Task instructions: Write every line out verbatim and omit the pictures.

------ Material for this exercise ------

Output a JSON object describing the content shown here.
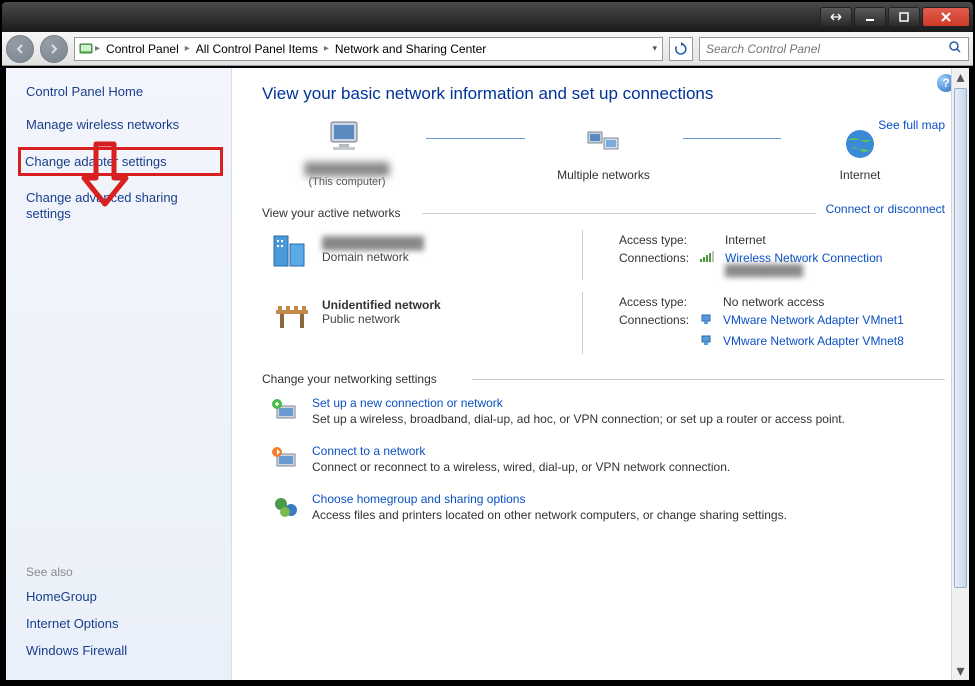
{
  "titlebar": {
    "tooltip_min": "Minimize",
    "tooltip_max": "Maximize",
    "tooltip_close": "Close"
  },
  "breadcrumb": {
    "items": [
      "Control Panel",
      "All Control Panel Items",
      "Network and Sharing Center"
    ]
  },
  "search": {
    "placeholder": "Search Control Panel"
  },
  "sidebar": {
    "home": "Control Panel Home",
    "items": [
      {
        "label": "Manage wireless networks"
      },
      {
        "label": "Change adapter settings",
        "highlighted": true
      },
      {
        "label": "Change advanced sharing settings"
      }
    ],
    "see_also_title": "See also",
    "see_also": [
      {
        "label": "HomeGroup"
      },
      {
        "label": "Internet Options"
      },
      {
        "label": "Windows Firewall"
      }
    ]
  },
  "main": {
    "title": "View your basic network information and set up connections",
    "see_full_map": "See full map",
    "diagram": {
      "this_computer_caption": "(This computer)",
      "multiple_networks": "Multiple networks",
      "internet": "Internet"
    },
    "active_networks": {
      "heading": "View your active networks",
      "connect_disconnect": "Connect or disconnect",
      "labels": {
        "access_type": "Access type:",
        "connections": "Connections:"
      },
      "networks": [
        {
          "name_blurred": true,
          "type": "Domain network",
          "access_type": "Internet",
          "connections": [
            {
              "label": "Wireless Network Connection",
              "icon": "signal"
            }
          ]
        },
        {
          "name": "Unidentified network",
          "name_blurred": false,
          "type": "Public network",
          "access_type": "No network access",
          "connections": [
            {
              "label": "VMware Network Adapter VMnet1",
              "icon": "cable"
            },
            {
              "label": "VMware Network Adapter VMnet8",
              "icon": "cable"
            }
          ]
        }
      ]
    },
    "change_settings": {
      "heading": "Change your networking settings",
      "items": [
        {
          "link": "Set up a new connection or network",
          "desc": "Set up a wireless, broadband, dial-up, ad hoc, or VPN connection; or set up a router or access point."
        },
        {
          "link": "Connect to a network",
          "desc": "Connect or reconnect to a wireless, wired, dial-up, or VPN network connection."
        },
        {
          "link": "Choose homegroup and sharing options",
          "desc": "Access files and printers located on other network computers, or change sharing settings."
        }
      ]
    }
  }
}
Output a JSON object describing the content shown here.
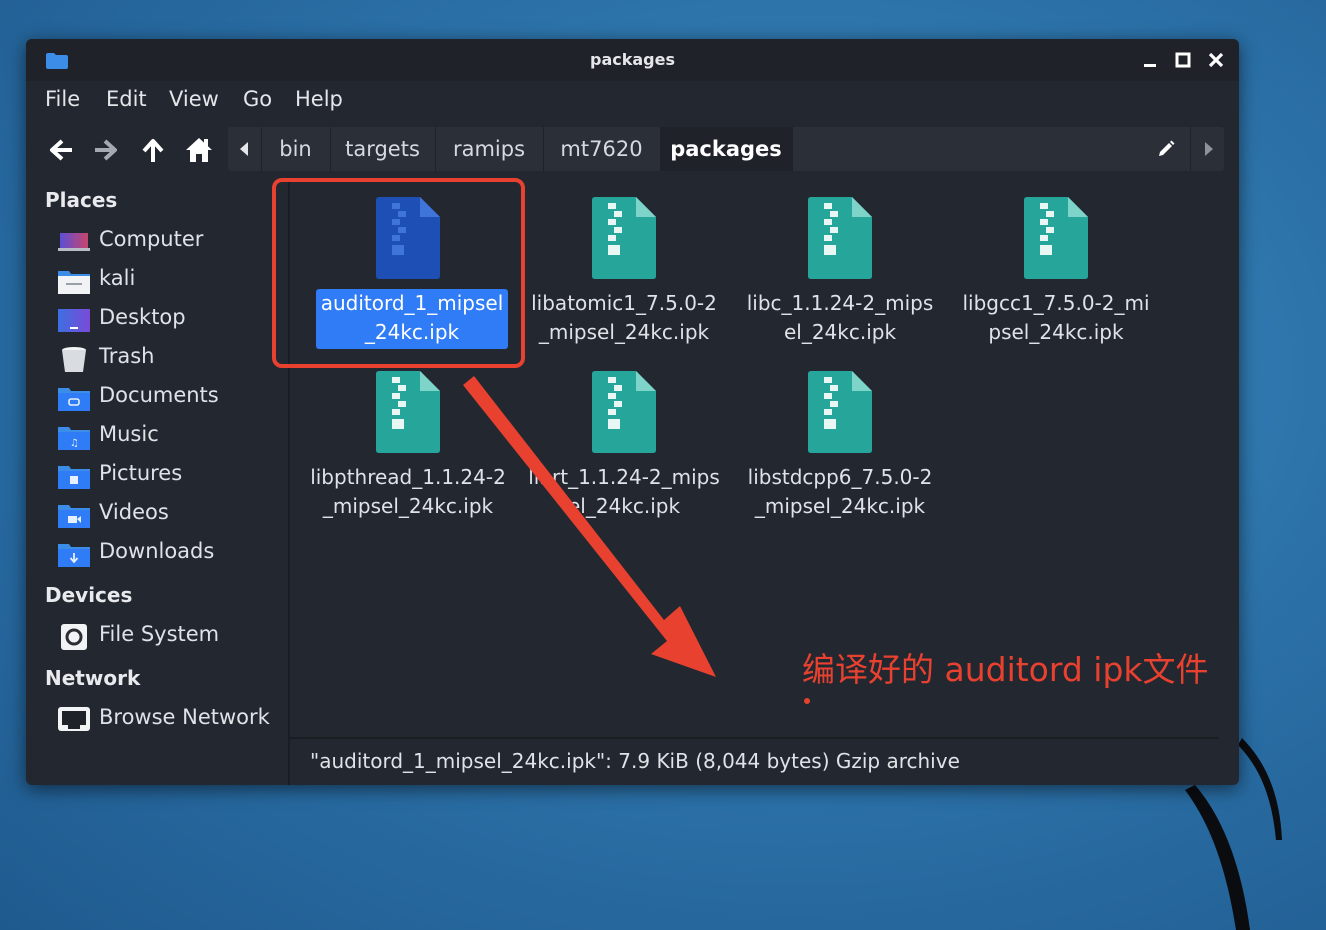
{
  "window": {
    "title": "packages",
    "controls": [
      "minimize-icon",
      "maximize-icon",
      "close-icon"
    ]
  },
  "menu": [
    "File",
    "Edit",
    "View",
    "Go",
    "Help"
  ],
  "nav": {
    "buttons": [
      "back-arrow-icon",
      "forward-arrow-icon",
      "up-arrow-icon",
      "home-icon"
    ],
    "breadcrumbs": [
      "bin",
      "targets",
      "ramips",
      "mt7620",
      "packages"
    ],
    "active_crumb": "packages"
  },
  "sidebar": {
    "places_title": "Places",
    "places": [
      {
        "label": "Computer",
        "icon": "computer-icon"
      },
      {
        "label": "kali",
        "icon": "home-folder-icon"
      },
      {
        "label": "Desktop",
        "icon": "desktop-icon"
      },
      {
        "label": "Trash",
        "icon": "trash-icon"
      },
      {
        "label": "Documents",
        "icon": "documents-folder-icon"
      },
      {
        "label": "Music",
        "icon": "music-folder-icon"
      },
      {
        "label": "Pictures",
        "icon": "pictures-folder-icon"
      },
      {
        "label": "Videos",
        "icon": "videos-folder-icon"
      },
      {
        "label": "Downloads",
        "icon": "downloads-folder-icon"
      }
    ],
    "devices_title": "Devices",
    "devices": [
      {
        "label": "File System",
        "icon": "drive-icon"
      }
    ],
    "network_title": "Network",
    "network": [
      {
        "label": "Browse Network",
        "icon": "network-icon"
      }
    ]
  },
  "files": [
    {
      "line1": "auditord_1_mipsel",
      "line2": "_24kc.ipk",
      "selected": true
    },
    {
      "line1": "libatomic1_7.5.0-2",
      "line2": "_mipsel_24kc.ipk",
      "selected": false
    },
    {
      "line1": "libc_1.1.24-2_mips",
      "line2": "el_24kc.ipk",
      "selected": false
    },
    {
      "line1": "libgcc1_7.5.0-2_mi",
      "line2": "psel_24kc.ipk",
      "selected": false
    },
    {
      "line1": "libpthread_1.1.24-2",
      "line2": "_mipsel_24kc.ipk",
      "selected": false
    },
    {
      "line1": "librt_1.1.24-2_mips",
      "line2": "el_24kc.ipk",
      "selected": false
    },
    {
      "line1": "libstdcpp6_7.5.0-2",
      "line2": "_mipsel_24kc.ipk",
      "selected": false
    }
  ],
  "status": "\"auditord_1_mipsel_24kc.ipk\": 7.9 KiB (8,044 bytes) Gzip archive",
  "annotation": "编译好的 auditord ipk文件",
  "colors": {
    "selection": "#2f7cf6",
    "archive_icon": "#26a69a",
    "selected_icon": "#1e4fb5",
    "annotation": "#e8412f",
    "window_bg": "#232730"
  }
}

------

Answer to this exercise:
Output a JSON object describing the content shown here.
{
  "titlebar": {
    "tooltip_min": "Minimize",
    "tooltip_max": "Maximize",
    "tooltip_close": "Close"
  },
  "breadcrumb": {
    "items": [
      "Control Panel",
      "All Control Panel Items",
      "Network and Sharing Center"
    ]
  },
  "search": {
    "placeholder": "Search Control Panel"
  },
  "sidebar": {
    "home": "Control Panel Home",
    "items": [
      {
        "label": "Manage wireless networks"
      },
      {
        "label": "Change adapter settings",
        "highlighted": true
      },
      {
        "label": "Change advanced sharing settings"
      }
    ],
    "see_also_title": "See also",
    "see_also": [
      {
        "label": "HomeGroup"
      },
      {
        "label": "Internet Options"
      },
      {
        "label": "Windows Firewall"
      }
    ]
  },
  "main": {
    "title": "View your basic network information and set up connections",
    "see_full_map": "See full map",
    "diagram": {
      "this_computer_caption": "(This computer)",
      "multiple_networks": "Multiple networks",
      "internet": "Internet"
    },
    "active_networks": {
      "heading": "View your active networks",
      "connect_disconnect": "Connect or disconnect",
      "labels": {
        "access_type": "Access type:",
        "connections": "Connections:"
      },
      "networks": [
        {
          "name_blurred": true,
          "type": "Domain network",
          "access_type": "Internet",
          "connections": [
            {
              "label": "Wireless Network Connection",
              "icon": "signal"
            }
          ]
        },
        {
          "name": "Unidentified network",
          "name_blurred": false,
          "type": "Public network",
          "access_type": "No network access",
          "connections": [
            {
              "label": "VMware Network Adapter VMnet1",
              "icon": "cable"
            },
            {
              "label": "VMware Network Adapter VMnet8",
              "icon": "cable"
            }
          ]
        }
      ]
    },
    "change_settings": {
      "heading": "Change your networking settings",
      "items": [
        {
          "link": "Set up a new connection or network",
          "desc": "Set up a wireless, broadband, dial-up, ad hoc, or VPN connection; or set up a router or access point."
        },
        {
          "link": "Connect to a network",
          "desc": "Connect or reconnect to a wireless, wired, dial-up, or VPN network connection."
        },
        {
          "link": "Choose homegroup and sharing options",
          "desc": "Access files and printers located on other network computers, or change sharing settings."
        }
      ]
    }
  }
}
Output a JSON object describing the content shown here.
{
  "window": {
    "title": "packages",
    "controls": [
      "minimize-icon",
      "maximize-icon",
      "close-icon"
    ]
  },
  "menu": [
    "File",
    "Edit",
    "View",
    "Go",
    "Help"
  ],
  "nav": {
    "buttons": [
      "back-arrow-icon",
      "forward-arrow-icon",
      "up-arrow-icon",
      "home-icon"
    ],
    "breadcrumbs": [
      "bin",
      "targets",
      "ramips",
      "mt7620",
      "packages"
    ],
    "active_crumb": "packages"
  },
  "sidebar": {
    "places_title": "Places",
    "places": [
      {
        "label": "Computer",
        "icon": "computer-icon"
      },
      {
        "label": "kali",
        "icon": "home-folder-icon"
      },
      {
        "label": "Desktop",
        "icon": "desktop-icon"
      },
      {
        "label": "Trash",
        "icon": "trash-icon"
      },
      {
        "label": "Documents",
        "icon": "documents-folder-icon"
      },
      {
        "label": "Music",
        "icon": "music-folder-icon"
      },
      {
        "label": "Pictures",
        "icon": "pictures-folder-icon"
      },
      {
        "label": "Videos",
        "icon": "videos-folder-icon"
      },
      {
        "label": "Downloads",
        "icon": "downloads-folder-icon"
      }
    ],
    "devices_title": "Devices",
    "devices": [
      {
        "label": "File System",
        "icon": "drive-icon"
      }
    ],
    "network_title": "Network",
    "network": [
      {
        "label": "Browse Network",
        "icon": "network-icon"
      }
    ]
  },
  "files": [
    {
      "line1": "auditord_1_mipsel",
      "line2": "_24kc.ipk",
      "selected": true
    },
    {
      "line1": "libatomic1_7.5.0-2",
      "line2": "_mipsel_24kc.ipk",
      "selected": false
    },
    {
      "line1": "libc_1.1.24-2_mips",
      "line2": "el_24kc.ipk",
      "selected": false
    },
    {
      "line1": "libgcc1_7.5.0-2_mi",
      "line2": "psel_24kc.ipk",
      "selected": false
    },
    {
      "line1": "libpthread_1.1.24-2",
      "line2": "_mipsel_24kc.ipk",
      "selected": false
    },
    {
      "line1": "librt_1.1.24-2_mips",
      "line2": "el_24kc.ipk",
      "selected": false
    },
    {
      "line1": "libstdcpp6_7.5.0-2",
      "line2": "_mipsel_24kc.ipk",
      "selected": false
    }
  ],
  "status": "\"auditord_1_mipsel_24kc.ipk\": 7.9 KiB (8,044 bytes) Gzip archive",
  "annotation": "编译好的 auditord ipk文件",
  "colors": {
    "selection": "#2f7cf6",
    "archive_icon": "#26a69a",
    "selected_icon": "#1e4fb5",
    "annotation": "#e8412f",
    "window_bg": "#232730"
  }
}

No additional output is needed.